__RECORDS PROVIDED__
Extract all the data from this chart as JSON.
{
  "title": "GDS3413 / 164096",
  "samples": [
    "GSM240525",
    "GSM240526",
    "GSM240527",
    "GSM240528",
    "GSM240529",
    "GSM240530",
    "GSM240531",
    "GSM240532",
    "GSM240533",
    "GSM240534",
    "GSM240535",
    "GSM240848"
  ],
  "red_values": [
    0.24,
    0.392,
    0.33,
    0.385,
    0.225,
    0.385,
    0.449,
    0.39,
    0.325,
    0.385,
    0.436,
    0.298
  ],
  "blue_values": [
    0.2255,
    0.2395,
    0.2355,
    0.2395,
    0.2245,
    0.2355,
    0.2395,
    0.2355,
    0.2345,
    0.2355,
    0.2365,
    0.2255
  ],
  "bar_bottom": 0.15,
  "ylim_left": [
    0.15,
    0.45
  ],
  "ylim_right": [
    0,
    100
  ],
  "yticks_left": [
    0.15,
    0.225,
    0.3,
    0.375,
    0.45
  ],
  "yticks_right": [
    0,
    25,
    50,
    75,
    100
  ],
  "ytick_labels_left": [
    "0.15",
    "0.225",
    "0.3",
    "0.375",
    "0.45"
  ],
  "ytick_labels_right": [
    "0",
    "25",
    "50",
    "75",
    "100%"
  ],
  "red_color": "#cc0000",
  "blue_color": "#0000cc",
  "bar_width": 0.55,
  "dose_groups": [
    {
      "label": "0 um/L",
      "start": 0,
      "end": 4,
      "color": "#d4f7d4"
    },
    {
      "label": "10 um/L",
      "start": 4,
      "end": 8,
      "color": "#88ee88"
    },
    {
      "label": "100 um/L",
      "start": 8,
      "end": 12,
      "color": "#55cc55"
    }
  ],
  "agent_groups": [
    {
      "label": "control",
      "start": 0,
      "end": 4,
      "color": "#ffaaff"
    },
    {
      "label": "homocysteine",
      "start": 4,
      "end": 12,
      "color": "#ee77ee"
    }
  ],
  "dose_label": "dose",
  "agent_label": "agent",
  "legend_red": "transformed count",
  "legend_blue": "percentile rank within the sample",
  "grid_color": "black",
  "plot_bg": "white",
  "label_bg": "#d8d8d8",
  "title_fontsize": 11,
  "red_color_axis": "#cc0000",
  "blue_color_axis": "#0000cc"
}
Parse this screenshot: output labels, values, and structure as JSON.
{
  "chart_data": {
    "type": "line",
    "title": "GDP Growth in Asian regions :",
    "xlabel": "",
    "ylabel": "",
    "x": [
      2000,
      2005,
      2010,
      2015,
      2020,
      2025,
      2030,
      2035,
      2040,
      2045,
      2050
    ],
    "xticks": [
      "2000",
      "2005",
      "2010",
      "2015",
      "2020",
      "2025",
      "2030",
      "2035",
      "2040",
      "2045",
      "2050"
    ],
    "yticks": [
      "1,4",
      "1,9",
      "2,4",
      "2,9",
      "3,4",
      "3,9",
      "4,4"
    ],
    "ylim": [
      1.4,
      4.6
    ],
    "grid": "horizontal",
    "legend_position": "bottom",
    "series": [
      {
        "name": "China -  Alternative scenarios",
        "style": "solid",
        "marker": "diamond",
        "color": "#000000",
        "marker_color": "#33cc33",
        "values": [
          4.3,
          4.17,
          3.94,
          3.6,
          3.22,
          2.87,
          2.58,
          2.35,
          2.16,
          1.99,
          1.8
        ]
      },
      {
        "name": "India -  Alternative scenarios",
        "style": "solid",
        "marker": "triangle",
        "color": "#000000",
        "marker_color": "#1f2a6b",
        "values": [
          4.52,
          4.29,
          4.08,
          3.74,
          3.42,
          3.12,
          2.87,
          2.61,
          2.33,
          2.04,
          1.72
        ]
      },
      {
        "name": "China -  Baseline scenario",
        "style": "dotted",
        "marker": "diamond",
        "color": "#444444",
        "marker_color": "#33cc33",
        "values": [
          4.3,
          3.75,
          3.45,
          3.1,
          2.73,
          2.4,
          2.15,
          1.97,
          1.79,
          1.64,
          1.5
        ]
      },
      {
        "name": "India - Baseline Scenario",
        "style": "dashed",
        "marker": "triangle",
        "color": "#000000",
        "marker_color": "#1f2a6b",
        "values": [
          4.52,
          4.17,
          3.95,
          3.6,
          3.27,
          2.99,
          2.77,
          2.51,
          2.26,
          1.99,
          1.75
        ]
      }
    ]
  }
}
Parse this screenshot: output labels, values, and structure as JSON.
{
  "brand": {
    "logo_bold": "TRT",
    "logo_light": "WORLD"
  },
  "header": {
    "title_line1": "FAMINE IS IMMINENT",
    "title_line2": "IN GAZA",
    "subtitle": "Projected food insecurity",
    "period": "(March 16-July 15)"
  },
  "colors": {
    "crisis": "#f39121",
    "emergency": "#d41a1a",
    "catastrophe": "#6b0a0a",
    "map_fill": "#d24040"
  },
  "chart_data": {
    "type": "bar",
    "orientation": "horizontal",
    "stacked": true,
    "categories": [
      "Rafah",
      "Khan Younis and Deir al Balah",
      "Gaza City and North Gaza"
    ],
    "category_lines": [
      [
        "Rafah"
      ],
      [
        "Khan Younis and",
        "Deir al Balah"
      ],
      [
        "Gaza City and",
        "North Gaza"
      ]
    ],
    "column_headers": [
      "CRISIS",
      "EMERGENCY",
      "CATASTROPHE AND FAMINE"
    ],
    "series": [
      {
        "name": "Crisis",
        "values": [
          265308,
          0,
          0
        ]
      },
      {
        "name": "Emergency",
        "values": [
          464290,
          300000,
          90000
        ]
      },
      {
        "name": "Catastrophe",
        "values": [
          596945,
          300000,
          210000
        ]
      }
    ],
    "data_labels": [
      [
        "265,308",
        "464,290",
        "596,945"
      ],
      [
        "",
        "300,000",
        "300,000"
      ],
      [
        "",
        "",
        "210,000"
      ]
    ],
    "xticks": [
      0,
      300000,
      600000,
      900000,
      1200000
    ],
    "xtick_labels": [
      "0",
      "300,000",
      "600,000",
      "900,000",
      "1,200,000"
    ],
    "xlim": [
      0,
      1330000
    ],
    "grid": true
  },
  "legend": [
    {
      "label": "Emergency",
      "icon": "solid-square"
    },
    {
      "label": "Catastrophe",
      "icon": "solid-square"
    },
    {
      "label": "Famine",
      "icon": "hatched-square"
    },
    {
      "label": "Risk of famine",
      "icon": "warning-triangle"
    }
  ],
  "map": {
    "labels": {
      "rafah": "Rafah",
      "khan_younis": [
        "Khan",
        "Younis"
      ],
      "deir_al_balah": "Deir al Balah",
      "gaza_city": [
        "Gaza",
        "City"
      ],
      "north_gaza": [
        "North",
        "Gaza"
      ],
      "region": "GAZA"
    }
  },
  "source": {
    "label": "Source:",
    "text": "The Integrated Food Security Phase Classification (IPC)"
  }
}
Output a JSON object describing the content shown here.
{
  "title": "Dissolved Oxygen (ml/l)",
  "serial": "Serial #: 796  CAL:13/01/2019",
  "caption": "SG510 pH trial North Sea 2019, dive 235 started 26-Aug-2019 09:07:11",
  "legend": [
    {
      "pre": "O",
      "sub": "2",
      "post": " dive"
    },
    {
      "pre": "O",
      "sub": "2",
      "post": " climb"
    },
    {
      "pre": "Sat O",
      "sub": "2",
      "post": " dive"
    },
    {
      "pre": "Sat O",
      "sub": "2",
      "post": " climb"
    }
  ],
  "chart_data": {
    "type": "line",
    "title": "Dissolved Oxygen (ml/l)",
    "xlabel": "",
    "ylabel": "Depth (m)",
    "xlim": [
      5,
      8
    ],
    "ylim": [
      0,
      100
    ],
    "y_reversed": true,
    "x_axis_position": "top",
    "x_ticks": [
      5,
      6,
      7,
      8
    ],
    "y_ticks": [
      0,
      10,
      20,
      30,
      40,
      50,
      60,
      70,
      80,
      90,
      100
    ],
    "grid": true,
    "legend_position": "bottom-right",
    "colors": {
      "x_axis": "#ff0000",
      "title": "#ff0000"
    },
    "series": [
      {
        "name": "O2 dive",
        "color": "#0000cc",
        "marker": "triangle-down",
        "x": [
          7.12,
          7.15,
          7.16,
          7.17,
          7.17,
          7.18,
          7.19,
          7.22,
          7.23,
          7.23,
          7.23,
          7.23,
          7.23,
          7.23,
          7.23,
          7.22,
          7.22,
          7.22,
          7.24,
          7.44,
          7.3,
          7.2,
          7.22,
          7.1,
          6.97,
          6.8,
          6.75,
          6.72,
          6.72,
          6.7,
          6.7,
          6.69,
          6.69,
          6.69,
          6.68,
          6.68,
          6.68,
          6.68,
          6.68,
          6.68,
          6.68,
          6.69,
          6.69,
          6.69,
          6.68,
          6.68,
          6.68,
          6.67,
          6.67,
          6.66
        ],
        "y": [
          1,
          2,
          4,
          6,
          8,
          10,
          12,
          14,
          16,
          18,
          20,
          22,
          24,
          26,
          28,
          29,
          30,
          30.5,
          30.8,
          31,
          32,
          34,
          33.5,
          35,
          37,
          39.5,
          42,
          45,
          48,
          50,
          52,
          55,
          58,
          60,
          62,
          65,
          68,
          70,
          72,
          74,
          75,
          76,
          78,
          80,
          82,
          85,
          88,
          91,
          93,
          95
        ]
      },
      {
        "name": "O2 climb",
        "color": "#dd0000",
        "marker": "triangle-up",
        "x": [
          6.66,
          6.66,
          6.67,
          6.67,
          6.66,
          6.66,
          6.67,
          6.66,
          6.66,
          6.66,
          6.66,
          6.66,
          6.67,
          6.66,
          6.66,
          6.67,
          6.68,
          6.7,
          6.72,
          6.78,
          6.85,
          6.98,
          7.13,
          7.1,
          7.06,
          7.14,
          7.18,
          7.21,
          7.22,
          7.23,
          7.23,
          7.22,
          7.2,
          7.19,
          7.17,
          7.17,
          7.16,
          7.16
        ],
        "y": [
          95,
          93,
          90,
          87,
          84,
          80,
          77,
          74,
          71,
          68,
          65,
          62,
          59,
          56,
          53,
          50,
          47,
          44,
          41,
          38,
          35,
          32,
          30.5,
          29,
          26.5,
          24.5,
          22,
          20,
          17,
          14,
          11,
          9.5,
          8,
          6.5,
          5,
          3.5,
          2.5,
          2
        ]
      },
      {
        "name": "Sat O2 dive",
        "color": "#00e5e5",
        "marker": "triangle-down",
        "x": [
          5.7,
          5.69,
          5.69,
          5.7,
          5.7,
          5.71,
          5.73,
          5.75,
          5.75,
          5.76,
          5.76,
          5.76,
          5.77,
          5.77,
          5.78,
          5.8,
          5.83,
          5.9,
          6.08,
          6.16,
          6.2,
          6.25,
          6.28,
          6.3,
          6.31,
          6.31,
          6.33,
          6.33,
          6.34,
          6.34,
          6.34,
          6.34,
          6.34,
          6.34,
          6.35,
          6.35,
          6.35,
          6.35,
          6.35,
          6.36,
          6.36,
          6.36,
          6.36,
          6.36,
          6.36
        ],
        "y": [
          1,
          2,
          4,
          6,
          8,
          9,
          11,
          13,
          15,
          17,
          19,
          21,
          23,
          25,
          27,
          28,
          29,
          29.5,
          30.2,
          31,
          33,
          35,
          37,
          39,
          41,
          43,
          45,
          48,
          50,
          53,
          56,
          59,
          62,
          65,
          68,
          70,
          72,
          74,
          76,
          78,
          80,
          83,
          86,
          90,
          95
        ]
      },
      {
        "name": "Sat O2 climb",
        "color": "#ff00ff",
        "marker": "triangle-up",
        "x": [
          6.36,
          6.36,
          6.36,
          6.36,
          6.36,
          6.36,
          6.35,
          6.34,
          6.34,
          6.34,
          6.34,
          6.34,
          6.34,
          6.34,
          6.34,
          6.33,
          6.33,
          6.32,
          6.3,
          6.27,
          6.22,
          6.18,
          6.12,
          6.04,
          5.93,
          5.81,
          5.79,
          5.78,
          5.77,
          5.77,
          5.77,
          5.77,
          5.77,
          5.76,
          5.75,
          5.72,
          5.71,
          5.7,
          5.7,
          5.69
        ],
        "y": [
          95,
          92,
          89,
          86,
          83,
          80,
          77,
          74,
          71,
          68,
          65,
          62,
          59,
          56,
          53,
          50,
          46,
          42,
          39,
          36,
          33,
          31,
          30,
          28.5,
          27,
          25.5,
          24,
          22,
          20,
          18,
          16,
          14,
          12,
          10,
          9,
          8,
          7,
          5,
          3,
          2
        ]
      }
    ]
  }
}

__DIRECTION__
Copy out every line that includes the word "scenarios".

__SOLVED PROBLEM__
        "name": "China -  Alternative scenarios",
        "name": "India -  Alternative scenarios",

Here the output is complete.